DATA PROVIDED ::
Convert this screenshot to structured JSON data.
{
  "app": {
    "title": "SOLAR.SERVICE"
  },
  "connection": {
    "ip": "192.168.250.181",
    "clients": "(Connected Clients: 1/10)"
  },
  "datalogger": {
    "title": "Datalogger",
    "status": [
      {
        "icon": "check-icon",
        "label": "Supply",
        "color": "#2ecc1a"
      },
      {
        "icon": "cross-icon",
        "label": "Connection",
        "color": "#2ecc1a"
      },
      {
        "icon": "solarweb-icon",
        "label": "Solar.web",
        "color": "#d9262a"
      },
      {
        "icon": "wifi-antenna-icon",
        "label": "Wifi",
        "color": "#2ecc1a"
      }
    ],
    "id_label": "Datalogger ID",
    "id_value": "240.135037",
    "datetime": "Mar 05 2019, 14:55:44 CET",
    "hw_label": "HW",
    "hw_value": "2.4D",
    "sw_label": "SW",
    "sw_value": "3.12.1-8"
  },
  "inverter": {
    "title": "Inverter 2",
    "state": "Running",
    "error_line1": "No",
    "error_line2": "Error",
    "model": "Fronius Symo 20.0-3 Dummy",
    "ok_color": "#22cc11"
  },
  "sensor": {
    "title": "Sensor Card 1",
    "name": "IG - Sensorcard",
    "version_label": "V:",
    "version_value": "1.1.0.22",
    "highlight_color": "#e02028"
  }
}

WHAT YOU SHOULD DO :: Write out the full listing exactly as given.

FINAL ANSWER ::
Convert this screenshot to structured JSON data.
{
  "app": {
    "title": "SOLAR.SERVICE"
  },
  "connection": {
    "ip": "192.168.250.181",
    "clients": "(Connected Clients: 1/10)"
  },
  "datalogger": {
    "title": "Datalogger",
    "status": [
      {
        "icon": "check-icon",
        "label": "Supply",
        "color": "#2ecc1a"
      },
      {
        "icon": "cross-icon",
        "label": "Connection",
        "color": "#2ecc1a"
      },
      {
        "icon": "solarweb-icon",
        "label": "Solar.web",
        "color": "#d9262a"
      },
      {
        "icon": "wifi-antenna-icon",
        "label": "Wifi",
        "color": "#2ecc1a"
      }
    ],
    "id_label": "Datalogger ID",
    "id_value": "240.135037",
    "datetime": "Mar 05 2019, 14:55:44 CET",
    "hw_label": "HW",
    "hw_value": "2.4D",
    "sw_label": "SW",
    "sw_value": "3.12.1-8"
  },
  "inverter": {
    "title": "Inverter 2",
    "state": "Running",
    "error_line1": "No",
    "error_line2": "Error",
    "model": "Fronius Symo 20.0-3 Dummy",
    "ok_color": "#22cc11"
  },
  "sensor": {
    "title": "Sensor Card 1",
    "name": "IG - Sensorcard",
    "version_label": "V:",
    "version_value": "1.1.0.22",
    "highlight_color": "#e02028"
  }
}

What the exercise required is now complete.